> _JOB_:
Tell how many lines in the data below hold the string "title"; give nothing but the number.

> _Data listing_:
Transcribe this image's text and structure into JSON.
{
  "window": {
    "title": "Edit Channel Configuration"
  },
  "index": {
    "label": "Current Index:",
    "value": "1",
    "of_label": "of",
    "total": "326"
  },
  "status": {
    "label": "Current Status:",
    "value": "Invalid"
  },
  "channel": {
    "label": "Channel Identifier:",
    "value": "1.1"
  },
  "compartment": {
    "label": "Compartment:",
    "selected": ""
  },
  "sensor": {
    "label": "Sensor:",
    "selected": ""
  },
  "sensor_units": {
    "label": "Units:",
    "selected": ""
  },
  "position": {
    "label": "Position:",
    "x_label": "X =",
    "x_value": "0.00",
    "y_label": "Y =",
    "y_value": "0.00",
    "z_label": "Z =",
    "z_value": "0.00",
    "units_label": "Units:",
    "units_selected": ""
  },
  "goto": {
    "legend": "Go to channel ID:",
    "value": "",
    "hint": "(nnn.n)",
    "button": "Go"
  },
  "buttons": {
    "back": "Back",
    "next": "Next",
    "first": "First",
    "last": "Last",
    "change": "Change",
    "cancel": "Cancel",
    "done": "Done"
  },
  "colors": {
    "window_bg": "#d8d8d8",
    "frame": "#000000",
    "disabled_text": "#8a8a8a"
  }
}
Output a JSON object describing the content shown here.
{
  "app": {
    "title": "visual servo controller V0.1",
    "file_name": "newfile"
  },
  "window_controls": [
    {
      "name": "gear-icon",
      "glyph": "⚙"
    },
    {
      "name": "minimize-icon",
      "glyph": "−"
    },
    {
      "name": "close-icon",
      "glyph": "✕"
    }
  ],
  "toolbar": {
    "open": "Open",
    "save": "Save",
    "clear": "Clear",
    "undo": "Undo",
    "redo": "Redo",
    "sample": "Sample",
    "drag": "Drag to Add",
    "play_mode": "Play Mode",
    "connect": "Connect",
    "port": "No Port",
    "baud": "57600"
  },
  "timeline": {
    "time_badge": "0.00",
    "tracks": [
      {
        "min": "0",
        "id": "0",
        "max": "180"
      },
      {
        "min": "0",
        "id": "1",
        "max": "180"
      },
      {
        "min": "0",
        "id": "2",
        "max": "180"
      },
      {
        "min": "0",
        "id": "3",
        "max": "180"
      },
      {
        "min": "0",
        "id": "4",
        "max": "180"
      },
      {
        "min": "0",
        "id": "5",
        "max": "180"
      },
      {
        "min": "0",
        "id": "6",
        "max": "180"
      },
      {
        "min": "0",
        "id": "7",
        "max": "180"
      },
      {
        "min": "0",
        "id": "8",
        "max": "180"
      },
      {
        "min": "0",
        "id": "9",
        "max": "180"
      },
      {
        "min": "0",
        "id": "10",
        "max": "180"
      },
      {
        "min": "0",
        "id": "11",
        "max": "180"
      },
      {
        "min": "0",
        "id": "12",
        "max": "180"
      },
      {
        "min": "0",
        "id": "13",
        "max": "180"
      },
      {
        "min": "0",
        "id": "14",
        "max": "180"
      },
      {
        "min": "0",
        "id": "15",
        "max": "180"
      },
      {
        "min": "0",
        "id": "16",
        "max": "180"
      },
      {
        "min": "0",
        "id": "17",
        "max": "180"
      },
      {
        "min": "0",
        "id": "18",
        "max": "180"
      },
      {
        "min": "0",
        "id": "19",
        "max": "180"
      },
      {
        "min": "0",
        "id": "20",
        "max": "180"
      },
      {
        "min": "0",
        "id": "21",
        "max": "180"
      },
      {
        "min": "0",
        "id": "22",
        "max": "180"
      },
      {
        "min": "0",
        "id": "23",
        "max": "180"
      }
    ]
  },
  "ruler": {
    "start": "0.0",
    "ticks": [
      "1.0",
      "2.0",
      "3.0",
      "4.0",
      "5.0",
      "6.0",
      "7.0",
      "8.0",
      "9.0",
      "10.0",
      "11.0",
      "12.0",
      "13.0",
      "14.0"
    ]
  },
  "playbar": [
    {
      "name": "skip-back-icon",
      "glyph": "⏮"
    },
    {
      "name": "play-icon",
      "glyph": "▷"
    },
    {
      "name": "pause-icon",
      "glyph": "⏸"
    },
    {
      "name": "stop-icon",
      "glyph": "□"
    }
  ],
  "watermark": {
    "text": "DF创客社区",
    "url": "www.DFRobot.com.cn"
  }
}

==

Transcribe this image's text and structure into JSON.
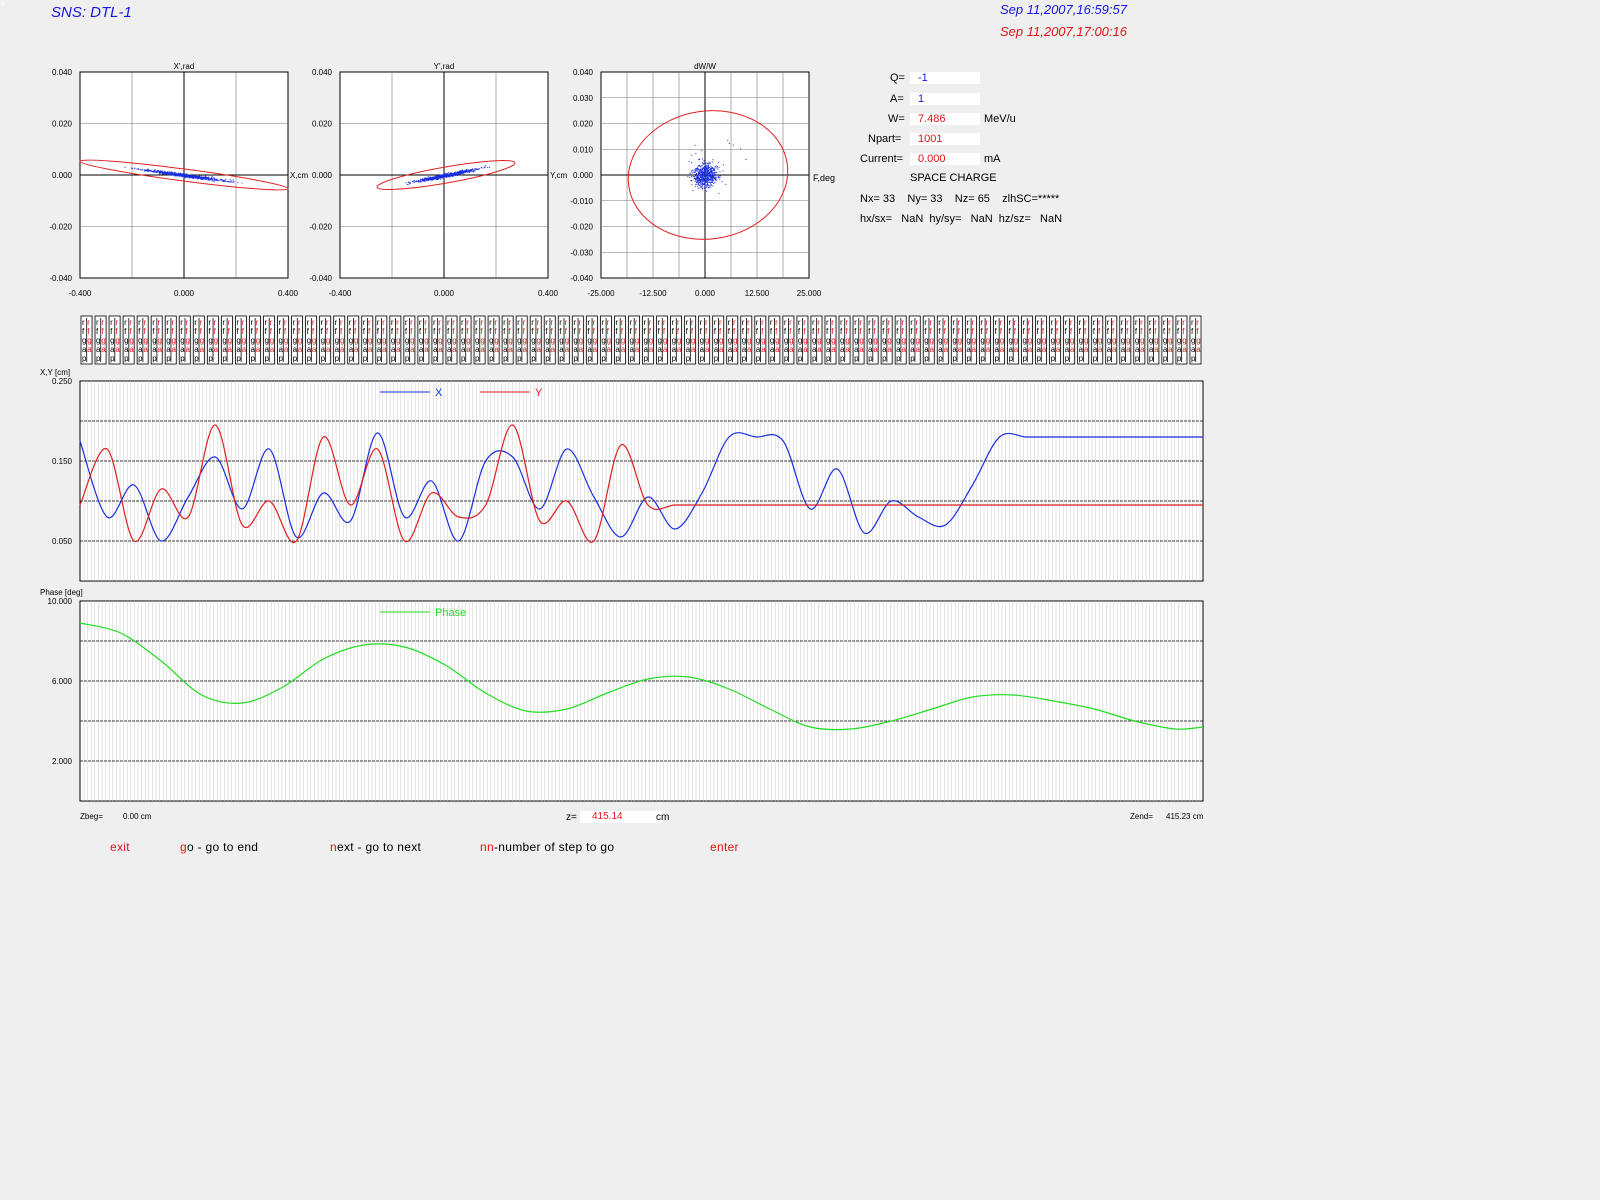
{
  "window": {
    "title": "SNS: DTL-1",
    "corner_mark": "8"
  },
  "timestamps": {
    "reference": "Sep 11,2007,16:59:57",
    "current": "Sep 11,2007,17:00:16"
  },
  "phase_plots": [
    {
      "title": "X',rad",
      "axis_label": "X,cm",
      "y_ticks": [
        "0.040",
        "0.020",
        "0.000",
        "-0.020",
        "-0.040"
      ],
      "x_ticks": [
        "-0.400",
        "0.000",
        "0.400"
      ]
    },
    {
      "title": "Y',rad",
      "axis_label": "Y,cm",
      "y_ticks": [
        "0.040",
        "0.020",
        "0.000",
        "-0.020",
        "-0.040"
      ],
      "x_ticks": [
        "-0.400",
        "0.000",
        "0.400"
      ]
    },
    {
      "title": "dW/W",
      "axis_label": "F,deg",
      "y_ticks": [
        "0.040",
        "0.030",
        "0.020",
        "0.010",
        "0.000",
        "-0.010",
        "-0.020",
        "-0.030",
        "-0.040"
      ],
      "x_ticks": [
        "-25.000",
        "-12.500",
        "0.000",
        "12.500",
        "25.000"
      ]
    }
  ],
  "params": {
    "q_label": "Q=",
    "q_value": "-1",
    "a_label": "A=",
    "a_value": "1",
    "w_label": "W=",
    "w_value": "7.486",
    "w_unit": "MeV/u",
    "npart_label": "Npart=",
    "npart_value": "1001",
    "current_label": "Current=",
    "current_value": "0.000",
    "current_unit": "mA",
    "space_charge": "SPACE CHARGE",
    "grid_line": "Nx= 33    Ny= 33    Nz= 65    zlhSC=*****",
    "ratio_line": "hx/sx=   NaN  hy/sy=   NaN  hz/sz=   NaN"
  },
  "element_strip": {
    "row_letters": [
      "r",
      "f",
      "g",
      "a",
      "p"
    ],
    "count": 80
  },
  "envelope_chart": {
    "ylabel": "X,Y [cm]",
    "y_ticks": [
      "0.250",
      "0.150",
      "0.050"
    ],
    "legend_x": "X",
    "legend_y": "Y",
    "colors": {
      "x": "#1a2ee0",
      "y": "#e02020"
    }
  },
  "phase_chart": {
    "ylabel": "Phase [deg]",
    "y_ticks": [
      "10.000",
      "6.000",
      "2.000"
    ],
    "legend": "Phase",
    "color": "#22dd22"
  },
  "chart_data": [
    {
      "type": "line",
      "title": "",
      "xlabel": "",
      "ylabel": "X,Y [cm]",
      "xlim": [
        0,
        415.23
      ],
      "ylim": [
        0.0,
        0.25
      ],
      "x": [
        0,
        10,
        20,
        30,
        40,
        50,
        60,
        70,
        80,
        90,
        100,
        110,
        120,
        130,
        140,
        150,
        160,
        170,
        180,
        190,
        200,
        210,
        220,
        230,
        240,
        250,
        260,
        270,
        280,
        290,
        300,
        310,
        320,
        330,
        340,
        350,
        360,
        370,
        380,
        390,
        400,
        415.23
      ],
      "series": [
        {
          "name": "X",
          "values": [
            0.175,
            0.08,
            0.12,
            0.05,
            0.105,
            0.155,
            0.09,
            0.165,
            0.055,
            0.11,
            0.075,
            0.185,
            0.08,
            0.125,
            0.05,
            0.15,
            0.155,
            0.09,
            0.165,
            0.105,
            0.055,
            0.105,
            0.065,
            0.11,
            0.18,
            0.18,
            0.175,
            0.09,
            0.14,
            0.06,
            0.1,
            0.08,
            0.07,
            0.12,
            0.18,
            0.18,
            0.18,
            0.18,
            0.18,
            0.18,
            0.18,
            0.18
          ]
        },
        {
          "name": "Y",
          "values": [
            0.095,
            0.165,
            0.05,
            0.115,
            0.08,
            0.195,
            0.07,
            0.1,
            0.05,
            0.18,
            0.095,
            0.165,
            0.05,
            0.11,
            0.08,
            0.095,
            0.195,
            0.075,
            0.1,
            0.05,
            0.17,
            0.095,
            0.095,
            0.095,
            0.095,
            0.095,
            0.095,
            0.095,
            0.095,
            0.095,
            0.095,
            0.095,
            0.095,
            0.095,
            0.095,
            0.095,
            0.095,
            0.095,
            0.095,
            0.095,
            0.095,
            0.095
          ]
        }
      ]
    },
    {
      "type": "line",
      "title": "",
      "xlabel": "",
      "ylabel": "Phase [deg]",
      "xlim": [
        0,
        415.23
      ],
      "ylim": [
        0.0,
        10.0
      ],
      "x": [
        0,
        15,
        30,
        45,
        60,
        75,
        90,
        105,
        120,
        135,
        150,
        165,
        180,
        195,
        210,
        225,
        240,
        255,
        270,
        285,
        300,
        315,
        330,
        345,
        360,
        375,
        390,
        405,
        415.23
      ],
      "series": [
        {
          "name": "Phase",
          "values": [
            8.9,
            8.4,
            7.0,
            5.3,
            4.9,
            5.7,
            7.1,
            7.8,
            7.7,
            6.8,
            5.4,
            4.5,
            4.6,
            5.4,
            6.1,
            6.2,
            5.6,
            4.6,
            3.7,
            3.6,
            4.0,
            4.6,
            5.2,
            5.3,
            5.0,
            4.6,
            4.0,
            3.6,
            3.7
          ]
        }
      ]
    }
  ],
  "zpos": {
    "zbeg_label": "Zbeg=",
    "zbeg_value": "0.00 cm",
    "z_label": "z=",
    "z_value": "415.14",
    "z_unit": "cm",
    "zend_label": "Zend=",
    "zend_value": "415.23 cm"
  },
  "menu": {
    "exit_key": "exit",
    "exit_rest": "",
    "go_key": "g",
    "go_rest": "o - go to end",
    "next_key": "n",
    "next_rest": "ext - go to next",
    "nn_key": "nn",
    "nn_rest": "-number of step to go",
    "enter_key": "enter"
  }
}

> _SOLUTION TO THE EXERCISE_:
8